* **What is needed**
Repeat the listing in full, preserving every character.

>> Start Data for processing

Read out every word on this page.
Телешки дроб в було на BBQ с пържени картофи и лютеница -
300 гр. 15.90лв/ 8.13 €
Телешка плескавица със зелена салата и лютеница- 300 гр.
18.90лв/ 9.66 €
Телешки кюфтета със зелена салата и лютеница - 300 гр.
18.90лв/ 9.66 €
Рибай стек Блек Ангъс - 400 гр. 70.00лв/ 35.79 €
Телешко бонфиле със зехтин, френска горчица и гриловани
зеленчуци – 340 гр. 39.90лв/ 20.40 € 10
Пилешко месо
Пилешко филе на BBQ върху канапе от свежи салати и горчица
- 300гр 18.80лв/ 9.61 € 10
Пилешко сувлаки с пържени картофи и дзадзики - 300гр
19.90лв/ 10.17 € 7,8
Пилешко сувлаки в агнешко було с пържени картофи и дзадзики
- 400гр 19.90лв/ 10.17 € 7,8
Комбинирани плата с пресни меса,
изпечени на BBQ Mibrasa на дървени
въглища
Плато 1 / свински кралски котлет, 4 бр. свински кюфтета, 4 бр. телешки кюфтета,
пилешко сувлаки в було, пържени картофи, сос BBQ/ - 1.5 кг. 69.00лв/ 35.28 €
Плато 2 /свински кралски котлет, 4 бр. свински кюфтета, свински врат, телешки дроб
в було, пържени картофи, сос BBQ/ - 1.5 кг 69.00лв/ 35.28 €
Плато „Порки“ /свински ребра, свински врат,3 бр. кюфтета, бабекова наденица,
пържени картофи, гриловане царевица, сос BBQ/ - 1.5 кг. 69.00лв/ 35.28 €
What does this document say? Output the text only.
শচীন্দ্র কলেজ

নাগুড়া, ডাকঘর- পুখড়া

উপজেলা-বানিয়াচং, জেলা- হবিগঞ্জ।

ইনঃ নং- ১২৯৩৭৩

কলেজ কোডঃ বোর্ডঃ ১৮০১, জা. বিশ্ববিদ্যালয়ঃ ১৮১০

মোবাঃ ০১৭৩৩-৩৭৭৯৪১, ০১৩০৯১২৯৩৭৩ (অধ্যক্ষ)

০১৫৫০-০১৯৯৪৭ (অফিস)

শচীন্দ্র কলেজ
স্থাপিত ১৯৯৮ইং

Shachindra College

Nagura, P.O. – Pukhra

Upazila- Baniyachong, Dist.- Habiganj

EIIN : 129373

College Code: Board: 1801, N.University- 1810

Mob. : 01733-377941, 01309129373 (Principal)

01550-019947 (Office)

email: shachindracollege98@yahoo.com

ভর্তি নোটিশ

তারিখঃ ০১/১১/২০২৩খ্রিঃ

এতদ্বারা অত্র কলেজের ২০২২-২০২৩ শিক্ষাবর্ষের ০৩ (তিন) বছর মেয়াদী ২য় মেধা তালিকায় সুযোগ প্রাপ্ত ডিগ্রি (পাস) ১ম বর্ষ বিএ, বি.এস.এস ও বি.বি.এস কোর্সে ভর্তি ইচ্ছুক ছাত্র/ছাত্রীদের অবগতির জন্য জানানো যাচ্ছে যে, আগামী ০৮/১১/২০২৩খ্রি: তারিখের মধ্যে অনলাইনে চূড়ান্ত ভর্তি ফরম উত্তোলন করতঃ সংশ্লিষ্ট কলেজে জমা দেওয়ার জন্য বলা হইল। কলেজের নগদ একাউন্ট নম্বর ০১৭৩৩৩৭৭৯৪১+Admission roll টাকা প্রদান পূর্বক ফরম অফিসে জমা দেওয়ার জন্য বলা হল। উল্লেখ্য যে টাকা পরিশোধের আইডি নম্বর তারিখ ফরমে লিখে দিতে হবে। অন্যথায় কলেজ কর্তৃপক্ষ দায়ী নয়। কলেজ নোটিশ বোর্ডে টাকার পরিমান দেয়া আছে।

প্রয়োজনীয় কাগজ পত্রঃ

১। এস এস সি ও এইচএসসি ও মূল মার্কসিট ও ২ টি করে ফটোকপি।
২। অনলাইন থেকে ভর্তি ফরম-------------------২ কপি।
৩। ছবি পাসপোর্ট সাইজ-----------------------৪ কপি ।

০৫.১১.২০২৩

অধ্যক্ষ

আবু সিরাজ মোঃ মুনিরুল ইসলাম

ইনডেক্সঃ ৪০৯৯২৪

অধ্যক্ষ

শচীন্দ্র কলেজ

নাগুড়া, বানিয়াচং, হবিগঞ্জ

>> End Data for processing

* **Task output**
Read out every word on this page.
Телешки дроб в було на BBQ с пържени картофи и лютеница -
300 гр. 15.90лв/ 8.13 €
Телешка плескавица със зелена салата и лютеница- 300 гр.
18.90лв/ 9.66 €
Телешки кюфтета със зелена салата и лютеница - 300 гр.
18.90лв/ 9.66 €
Рибай стек Блек Ангъс - 400 гр. 70.00лв/ 35.79 €
Телешко бонфиле със зехтин, френска горчица и гриловани
зеленчуци – 340 гр. 39.90лв/ 20.40 € 10
Пилешко месо
Пилешко филе на BBQ върху канапе от свежи салати и горчица
- 300гр 18.80лв/ 9.61 € 10
Пилешко сувлаки с пържени картофи и дзадзики - 300гр
19.90лв/ 10.17 € 7,8
Пилешко сувлаки в агнешко було с пържени картофи и дзадзики
- 400гр 19.90лв/ 10.17 € 7,8
Комбинирани плата с пресни меса,
изпечени на BBQ Mibrasa на дървени
въглища
Плато 1 / свински кралски котлет, 4 бр. свински кюфтета, 4 бр. телешки кюфтета,
пилешко сувлаки в було, пържени картофи, сос BBQ/ - 1.5 кг. 69.00лв/ 35.28 €
Плато 2 /свински кралски котлет, 4 бр. свински кюфтета, свински врат, телешки дроб
в було, пържени картофи, сос BBQ/ - 1.5 кг 69.00лв/ 35.28 €
Плато „Порки“ /свински ребра, свински врат,3 бр. кюфтета, бабекова наденица,
пържени картофи, гриловане царевица, сос BBQ/ - 1.5 кг. 69.00лв/ 35.28 €
What does this document say? Output the text only.
শচীন্দ্র কলেজ

নাগুড়া, ডাকঘর- পুখড়া

উপজেলা-বানিয়াচং, জেলা- হবিগঞ্জ।

ইনঃ নং- ১২৯৩৭৩

কলেজ কোডঃ বোর্ডঃ ১৮০১, জা. বিশ্ববিদ্যালয়ঃ ১৮১০

মোবাঃ ০১৭৩৩-৩৭৭৯৪১, ০১৩০৯১২৯৩৭৩ (অধ্যক্ষ)

০১৫৫০-০১৯৯৪৭ (অফিস)

শচীন্দ্র কলেজ
স্থাপিত ১৯৯৮ইং

Shachindra College

Nagura, P.O. – Pukhra

Upazila- Baniyachong, Dist.- Habiganj

EIIN : 129373

College Code: Board: 1801, N.University- 1810

Mob. : 01733-377941, 01309129373 (Principal)

01550-019947 (Office)

email: shachindracollege98@yahoo.com

ভর্তি নোটিশ

তারিখঃ ০১/১১/২০২৩খ্রিঃ

এতদ্বারা অত্র কলেজের ২০২২-২০২৩ শিক্ষাবর্ষের ০৩ (তিন) বছর মেয়াদী ২য় মেধা তালিকায় সুযোগ প্রাপ্ত ডিগ্রি (পাস) ১ম বর্ষ বিএ, বি.এস.এস ও বি.বি.এস কোর্সে ভর্তি ইচ্ছুক ছাত্র/ছাত্রীদের অবগতির জন্য জানানো যাচ্ছে যে, আগামী ০৮/১১/২০২৩খ্রি: তারিখের মধ্যে অনলাইনে চূড়ান্ত ভর্তি ফরম উত্তোলন করতঃ সংশ্লিষ্ট কলেজে জমা দেওয়ার জন্য বলা হইল। কলেজের নগদ একাউন্ট নম্বর ০১৭৩৩৩৭৭৯৪১+Admission roll টাকা প্রদান পূর্বক ফরম অফিসে জমা দেওয়ার জন্য বলা হল। উল্লেখ্য যে টাকা পরিশোধের আইডি নম্বর তারিখ ফরমে লিখে দিতে হবে। অন্যথায় কলেজ কর্তৃপক্ষ দায়ী নয়। কলেজ নোটিশ বোর্ডে টাকার পরিমান দেয়া আছে।

প্রয়োজনীয় কাগজ পত্রঃ

১। এস এস সি ও এইচএসসি ও মূল মার্কসিট ও ২ টি করে ফটোকপি।
২। অনলাইন থেকে ভর্তি ফরম-------------------২ কপি।
৩। ছবি পাসপোর্ট সাইজ-----------------------৪ কপি ।

০৫.১১.২০২৩

অধ্যক্ষ

আবু সিরাজ মোঃ মুনিরুল ইসলাম

ইনডেক্সঃ ৪০৯৯২৪

অধ্যক্ষ

শচীন্দ্র কলেজ

নাগুড়া, বানিয়াচং, হবিগঞ্জ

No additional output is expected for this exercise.